Siyaset ve
devlet adamı, şair, eski milletvekili, 2. Milliyetçi Cephe hükümetinde Çalışma
Bakanı (D. 1912, Hayrabolu / Tekirdağ - Ö. 25 Temmuz 1996). Tam adı Fehmi Hilmi
Cumalıoğlu. Dedesi, Fatih Camii dersiâmlardan (bilginlerinden) Müderris Cumalı
Ali Zühtü Efendi’dir.
İlk ve
ortaokulu Tekirdağ’da, liseyi İstanbul’da bitirdi. 1932 yılında Askerî
Tıbbiyeye öğrenci olarak girdi ve Tıp Fakültesinden pek iyi derece ile mezun
oldu. 1947 yılında Gülhane Askerî Tıp Akademisinden birinci sınıf iç
hastalıkları uzmanı diploması aldı.
────────────────
Yapılacak iş =>
Fehmi Cumalıoğlu'nun hayatını anlatan metinde dedesinin Fatih Camii dersiâmlarından olması ne anlama gelir? Metnin bu kelime için verdiği açıklamaya dayanarak bir ila üç cümleyle anlatın. Kayıtlar başka bir kaynaktan alınmıştır.

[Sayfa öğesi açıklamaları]
────────────────
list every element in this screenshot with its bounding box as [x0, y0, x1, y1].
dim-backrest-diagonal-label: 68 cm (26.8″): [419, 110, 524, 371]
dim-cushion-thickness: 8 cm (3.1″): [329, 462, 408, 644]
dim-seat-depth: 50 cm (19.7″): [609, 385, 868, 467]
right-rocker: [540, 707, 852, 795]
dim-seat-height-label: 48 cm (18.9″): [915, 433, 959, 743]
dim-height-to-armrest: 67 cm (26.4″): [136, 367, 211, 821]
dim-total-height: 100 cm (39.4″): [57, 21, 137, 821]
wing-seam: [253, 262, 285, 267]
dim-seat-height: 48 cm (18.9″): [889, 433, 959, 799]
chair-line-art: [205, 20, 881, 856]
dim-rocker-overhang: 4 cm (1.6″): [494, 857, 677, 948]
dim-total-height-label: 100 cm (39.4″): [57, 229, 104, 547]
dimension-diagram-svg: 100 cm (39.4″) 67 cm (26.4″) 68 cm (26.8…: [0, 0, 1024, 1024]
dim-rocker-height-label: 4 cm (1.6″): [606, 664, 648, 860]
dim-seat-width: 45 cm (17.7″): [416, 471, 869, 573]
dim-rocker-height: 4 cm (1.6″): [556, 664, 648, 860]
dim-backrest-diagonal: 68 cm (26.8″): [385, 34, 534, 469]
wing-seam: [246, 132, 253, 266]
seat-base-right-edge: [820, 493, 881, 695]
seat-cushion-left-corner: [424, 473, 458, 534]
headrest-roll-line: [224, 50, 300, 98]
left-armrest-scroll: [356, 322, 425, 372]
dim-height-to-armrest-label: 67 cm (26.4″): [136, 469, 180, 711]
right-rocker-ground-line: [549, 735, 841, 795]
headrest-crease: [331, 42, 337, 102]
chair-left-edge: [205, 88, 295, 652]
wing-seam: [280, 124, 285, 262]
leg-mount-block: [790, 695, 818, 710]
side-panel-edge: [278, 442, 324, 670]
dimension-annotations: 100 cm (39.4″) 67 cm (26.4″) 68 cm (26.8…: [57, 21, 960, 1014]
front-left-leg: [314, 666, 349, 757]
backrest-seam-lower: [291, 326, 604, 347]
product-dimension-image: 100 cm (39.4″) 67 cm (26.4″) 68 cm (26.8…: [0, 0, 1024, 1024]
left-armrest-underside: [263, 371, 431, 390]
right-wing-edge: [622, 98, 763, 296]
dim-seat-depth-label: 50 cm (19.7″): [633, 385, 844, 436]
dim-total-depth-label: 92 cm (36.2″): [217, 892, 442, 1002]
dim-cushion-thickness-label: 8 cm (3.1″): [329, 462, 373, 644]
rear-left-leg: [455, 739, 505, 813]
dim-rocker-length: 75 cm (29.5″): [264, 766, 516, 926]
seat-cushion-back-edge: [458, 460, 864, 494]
────────────────
Görev çıktısı =>
Metin, "dersiâmlardan" kelimesini parantez içinde "bilginlerinden" diye açıklar. Buna göre dedesi Müderris Cumalı Ali Zühtü Efendi, Fatih Camii'nin bilginlerinden biriydi.